--- BEGIN Records for this exercise ---
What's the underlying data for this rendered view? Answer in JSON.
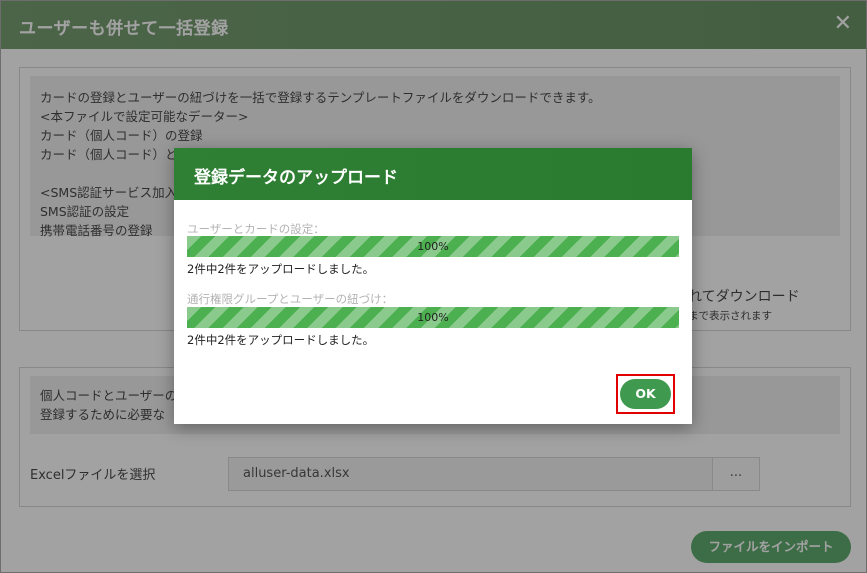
{
  "window": {
    "title": "ユーザーも併せて一括登録",
    "close_label": "✕"
  },
  "section1": {
    "lines": [
      "カードの登録とユーザーの紐づけを一括で登録するテンプレートファイルをダウンロードできます。",
      "<本ファイルで設定可能なデーター>",
      "カード（個人コード）の登録",
      "カード（個人コード）と",
      "",
      "<SMS認証サービス加入",
      "SMS認証の設定",
      "携帯電話番号の登録"
    ],
    "download_text": "れてダウンロード",
    "download_note": "まで表示されます"
  },
  "section2": {
    "lines": [
      "個人コードとユーザーの",
      "登録するために必要な"
    ],
    "excel_label": "Excelファイルを選択",
    "file_value": "alluser-data.xlsx",
    "browse_label": "...",
    "import_label": "ファイルをインポート"
  },
  "modal": {
    "title": "登録データのアップロード",
    "progress": [
      {
        "label": "ユーザーとカードの設定：",
        "percent": 100,
        "percent_text": "100%",
        "note": "2件中2件をアップロードしました。"
      },
      {
        "label": "通行権限グループとユーザーの紐づけ：",
        "percent": 100,
        "percent_text": "100%",
        "note": "2件中2件をアップロードしました。"
      }
    ],
    "ok_label": "OK"
  },
  "colors": {
    "title_bar": "#4a7d46",
    "modal_header": "#2a7a30",
    "progress": "#4caf50",
    "button": "#3f9a4f",
    "highlight": "#e00000"
  }
}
--- END Records for this exercise ---
_Set task_:
Repeat the listing above exactly, with no pictures.

_Answer below_:
What's the underlying data for this rendered view? Answer in JSON.
{
  "window": {
    "title": "ユーザーも併せて一括登録",
    "close_label": "✕"
  },
  "section1": {
    "lines": [
      "カードの登録とユーザーの紐づけを一括で登録するテンプレートファイルをダウンロードできます。",
      "<本ファイルで設定可能なデーター>",
      "カード（個人コード）の登録",
      "カード（個人コード）と",
      "",
      "<SMS認証サービス加入",
      "SMS認証の設定",
      "携帯電話番号の登録"
    ],
    "download_text": "れてダウンロード",
    "download_note": "まで表示されます"
  },
  "section2": {
    "lines": [
      "個人コードとユーザーの",
      "登録するために必要な"
    ],
    "excel_label": "Excelファイルを選択",
    "file_value": "alluser-data.xlsx",
    "browse_label": "...",
    "import_label": "ファイルをインポート"
  },
  "modal": {
    "title": "登録データのアップロード",
    "progress": [
      {
        "label": "ユーザーとカードの設定：",
        "percent": 100,
        "percent_text": "100%",
        "note": "2件中2件をアップロードしました。"
      },
      {
        "label": "通行権限グループとユーザーの紐づけ：",
        "percent": 100,
        "percent_text": "100%",
        "note": "2件中2件をアップロードしました。"
      }
    ],
    "ok_label": "OK"
  },
  "colors": {
    "title_bar": "#4a7d46",
    "modal_header": "#2a7a30",
    "progress": "#4caf50",
    "button": "#3f9a4f",
    "highlight": "#e00000"
  }
}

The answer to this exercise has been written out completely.